Objective:
Copy out the lines that have "Velocity" in them.

⟨

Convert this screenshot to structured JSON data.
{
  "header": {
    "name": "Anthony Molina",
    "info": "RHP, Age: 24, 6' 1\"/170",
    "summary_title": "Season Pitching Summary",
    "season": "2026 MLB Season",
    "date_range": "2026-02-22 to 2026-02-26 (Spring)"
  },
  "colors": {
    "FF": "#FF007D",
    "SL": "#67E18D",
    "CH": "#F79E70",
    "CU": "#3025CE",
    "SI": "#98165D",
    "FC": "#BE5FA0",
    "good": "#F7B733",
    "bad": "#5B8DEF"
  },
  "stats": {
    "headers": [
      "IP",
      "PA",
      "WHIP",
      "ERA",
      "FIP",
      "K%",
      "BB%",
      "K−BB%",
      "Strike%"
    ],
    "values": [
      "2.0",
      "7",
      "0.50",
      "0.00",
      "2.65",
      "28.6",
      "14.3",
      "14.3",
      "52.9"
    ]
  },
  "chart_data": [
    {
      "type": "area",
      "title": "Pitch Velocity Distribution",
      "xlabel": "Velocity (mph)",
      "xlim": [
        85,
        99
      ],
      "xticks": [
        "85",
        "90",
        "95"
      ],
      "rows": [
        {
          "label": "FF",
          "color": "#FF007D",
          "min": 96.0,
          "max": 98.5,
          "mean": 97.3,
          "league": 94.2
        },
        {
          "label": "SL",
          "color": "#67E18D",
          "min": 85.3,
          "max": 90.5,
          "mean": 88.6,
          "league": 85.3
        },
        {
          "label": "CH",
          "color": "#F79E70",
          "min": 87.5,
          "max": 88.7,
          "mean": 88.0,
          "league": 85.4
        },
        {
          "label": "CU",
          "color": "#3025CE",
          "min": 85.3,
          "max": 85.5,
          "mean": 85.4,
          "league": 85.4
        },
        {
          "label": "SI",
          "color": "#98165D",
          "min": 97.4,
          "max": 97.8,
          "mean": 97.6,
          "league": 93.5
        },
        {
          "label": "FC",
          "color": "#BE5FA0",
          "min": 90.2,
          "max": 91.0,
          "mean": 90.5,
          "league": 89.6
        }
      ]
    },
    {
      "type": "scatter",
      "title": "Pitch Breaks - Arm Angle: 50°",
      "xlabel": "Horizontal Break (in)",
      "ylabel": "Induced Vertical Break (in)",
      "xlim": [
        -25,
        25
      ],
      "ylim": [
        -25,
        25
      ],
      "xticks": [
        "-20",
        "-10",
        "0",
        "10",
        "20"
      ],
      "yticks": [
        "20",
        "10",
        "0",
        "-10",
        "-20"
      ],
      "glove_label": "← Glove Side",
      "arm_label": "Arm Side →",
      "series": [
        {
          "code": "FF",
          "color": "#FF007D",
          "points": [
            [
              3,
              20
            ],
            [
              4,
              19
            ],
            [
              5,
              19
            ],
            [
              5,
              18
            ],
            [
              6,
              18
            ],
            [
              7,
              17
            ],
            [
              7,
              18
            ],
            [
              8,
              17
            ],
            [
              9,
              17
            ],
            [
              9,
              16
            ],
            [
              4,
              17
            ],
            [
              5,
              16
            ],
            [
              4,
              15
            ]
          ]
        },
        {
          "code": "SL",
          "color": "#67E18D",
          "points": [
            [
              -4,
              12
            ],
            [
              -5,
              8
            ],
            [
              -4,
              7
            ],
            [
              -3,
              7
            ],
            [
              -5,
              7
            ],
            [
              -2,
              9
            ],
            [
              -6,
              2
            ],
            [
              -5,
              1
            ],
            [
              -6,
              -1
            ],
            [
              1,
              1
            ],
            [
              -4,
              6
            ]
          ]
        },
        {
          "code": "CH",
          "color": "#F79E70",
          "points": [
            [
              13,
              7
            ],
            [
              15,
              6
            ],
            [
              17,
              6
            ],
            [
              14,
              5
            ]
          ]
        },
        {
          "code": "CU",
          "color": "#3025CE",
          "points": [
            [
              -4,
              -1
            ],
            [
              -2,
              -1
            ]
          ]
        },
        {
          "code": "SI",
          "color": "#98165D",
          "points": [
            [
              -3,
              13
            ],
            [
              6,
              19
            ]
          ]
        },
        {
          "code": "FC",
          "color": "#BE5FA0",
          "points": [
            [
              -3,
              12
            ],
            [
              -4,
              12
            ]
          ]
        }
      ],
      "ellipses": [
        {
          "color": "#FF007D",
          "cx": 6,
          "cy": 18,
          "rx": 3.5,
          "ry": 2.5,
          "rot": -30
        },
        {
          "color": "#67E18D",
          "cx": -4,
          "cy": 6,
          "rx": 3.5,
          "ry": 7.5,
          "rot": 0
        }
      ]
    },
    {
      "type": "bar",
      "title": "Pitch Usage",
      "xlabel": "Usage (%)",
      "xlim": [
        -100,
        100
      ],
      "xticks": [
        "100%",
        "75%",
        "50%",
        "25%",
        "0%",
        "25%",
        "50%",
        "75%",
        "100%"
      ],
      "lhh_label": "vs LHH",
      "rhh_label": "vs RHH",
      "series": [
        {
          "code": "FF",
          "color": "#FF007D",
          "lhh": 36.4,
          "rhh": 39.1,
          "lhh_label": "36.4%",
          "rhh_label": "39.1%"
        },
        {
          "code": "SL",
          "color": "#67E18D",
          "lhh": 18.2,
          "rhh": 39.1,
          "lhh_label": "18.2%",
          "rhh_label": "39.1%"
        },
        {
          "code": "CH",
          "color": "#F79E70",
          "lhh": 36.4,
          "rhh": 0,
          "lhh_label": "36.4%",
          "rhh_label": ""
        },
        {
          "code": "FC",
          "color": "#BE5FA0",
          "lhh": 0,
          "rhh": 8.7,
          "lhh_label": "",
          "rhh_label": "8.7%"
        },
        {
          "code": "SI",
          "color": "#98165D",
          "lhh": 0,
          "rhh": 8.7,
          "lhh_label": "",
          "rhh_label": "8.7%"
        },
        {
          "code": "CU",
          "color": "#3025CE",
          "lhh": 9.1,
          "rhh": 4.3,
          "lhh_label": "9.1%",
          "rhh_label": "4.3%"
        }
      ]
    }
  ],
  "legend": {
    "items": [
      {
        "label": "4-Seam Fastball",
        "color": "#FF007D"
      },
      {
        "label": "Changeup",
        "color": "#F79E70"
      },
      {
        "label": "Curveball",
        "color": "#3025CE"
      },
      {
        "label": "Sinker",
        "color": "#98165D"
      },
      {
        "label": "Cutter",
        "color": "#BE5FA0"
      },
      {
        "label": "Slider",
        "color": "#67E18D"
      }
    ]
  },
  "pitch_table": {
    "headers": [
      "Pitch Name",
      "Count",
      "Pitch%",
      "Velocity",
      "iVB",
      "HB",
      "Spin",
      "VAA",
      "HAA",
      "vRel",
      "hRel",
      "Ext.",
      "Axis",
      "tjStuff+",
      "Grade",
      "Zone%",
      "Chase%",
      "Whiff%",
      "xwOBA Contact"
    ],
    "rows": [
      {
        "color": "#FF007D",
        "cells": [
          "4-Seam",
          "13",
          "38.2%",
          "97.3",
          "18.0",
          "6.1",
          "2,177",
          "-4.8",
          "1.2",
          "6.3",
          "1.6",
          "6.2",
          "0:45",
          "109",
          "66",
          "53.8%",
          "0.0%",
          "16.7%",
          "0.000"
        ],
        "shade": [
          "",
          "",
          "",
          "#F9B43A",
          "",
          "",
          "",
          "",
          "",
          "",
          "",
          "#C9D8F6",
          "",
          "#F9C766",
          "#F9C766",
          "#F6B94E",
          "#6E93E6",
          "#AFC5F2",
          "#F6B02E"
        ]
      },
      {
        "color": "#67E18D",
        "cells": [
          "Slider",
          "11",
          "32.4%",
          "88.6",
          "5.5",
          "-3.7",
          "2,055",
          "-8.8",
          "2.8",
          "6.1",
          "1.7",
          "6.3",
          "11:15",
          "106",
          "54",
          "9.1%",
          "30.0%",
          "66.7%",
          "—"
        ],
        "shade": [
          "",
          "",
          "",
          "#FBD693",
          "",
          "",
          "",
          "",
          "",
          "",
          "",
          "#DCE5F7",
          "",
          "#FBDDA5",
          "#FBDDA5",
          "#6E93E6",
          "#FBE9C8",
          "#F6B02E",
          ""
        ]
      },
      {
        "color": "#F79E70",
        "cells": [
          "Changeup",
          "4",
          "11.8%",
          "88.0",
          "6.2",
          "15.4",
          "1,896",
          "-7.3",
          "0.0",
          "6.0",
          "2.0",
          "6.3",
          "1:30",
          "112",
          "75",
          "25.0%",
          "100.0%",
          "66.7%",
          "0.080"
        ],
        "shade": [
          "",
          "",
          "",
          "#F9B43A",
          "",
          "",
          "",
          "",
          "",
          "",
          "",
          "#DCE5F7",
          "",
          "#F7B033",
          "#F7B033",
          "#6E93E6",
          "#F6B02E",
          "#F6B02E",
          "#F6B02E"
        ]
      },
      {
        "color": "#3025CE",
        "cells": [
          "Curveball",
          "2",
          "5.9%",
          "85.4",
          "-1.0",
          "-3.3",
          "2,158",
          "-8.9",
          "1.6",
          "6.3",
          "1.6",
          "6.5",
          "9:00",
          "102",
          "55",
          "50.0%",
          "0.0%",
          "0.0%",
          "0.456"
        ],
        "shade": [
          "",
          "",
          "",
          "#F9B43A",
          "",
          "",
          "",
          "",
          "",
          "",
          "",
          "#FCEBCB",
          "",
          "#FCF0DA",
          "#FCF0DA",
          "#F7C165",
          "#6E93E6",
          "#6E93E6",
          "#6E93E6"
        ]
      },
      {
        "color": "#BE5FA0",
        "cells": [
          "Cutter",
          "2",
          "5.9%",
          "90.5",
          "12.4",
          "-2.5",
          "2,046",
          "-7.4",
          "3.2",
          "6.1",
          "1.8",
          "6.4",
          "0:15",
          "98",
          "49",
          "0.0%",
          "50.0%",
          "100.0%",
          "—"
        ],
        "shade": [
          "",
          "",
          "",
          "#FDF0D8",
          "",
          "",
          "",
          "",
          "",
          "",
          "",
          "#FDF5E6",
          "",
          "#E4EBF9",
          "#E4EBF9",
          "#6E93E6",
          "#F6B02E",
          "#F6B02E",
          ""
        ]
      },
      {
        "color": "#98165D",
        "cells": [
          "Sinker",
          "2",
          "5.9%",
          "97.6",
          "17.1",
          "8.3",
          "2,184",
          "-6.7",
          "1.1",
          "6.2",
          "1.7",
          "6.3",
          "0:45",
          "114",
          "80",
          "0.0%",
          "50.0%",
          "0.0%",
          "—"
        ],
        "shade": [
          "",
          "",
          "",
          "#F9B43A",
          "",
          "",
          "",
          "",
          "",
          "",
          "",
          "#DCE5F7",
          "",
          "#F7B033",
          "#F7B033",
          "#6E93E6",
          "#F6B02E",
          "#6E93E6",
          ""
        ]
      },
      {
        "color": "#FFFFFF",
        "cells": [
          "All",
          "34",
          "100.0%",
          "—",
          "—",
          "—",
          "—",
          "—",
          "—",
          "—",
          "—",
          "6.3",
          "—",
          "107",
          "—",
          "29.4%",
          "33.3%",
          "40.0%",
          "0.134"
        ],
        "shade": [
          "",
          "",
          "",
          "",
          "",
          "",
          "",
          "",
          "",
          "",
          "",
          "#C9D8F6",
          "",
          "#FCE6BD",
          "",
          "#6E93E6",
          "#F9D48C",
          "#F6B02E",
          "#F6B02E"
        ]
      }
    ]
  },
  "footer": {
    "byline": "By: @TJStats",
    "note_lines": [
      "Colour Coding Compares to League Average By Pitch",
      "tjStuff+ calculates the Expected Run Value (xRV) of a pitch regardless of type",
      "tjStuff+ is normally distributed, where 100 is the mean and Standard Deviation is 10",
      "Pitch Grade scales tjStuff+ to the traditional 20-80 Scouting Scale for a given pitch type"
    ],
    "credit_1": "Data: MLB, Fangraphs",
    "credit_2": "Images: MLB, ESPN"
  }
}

⟩

Task response:
      "title": "Pitch Velocity Distribution",
      "xlabel": "Velocity (mph)",
      "Velocity",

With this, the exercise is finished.